Set down each line of the data below exactly as it stands, dropping the pictures.

Data items:
──────────

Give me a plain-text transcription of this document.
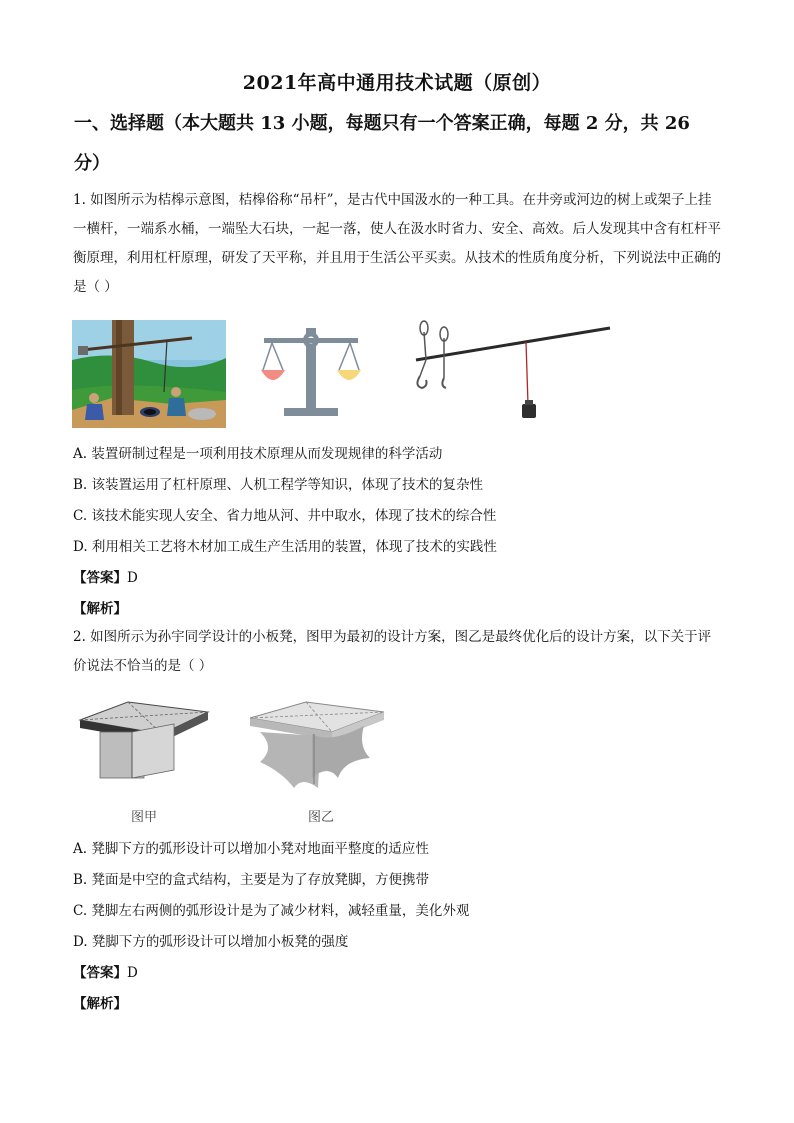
2021年高中通用技术试题（原创）
一、选择题（本大题共 13 小题，每题只有一个答案正确，每题 2 分，共 26
分）
1. 如图所示为桔槔示意图，桔槔俗称“吊杆”，是古代中国汲水的一种工具。在井旁或河边的树上或架子上挂一横杆，一端系水桶，一端坠大石块，一起一落，使人在汲水时省力、安全、高效。后人发现其中含有杠杆平衡原理，利用杠杆原理，研发了天平称，并且用于生活公平买卖。从技术的性质角度分析，下列说法中正确的是（ ）
A. 装置研制过程是一项利用技术原理从而发现规律的科学活动
B. 该装置运用了杠杆原理、人机工程学等知识，体现了技术的复杂性
C. 该技术能实现人安全、省力地从河、井中取水，体现了技术的综合性
D. 利用相关工艺将木材加工成生产生活用的装置，体现了技术的实践性
【答案】D
【解析】
2. 如图所示为孙宇同学设计的小板凳，图甲为最初的设计方案，图乙是最终优化后的设计方案，以下关于评价说法不恰当的是（ ）
图甲	图乙
A. 凳脚下方的弧形设计可以增加小凳对地面平整度的适应性
B. 凳面是中空的盒式结构，主要是为了存放凳脚，方便携带
C. 凳脚左右两侧的弧形设计是为了减少材料，减轻重量，美化外观
D. 凳脚下方的弧形设计可以增加小板凳的强度
【答案】D
【解析】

──────────

# Result of this exercise:
Give me a plain-text transcription of this document.
2021年高中通用技术试题（原创）
一、选择题（本大题共 13 小题，每题只有一个答案正确，每题 2 分，共 26
分）
1. 如图所示为桔槔示意图，桔槔俗称“吊杆”，是古代中国汲水的一种工具。在井旁或河边的树上或架子上挂一横杆，一端系水桶，一端坠大石块，一起一落，使人在汲水时省力、安全、高效。后人发现其中含有杠杆平衡原理，利用杠杆原理，研发了天平称，并且用于生活公平买卖。从技术的性质角度分析，下列说法中正确的是（ ）
A. 装置研制过程是一项利用技术原理从而发现规律的科学活动
B. 该装置运用了杠杆原理、人机工程学等知识，体现了技术的复杂性
C. 该技术能实现人安全、省力地从河、井中取水，体现了技术的综合性
D. 利用相关工艺将木材加工成生产生活用的装置，体现了技术的实践性
【答案】D
【解析】
2. 如图所示为孙宇同学设计的小板凳，图甲为最初的设计方案，图乙是最终优化后的设计方案，以下关于评价说法不恰当的是（ ）
图甲	图乙
A. 凳脚下方的弧形设计可以增加小凳对地面平整度的适应性
B. 凳面是中空的盒式结构，主要是为了存放凳脚，方便携带
C. 凳脚左右两侧的弧形设计是为了减少材料，减轻重量，美化外观
D. 凳脚下方的弧形设计可以增加小板凳的强度
【答案】D
【解析】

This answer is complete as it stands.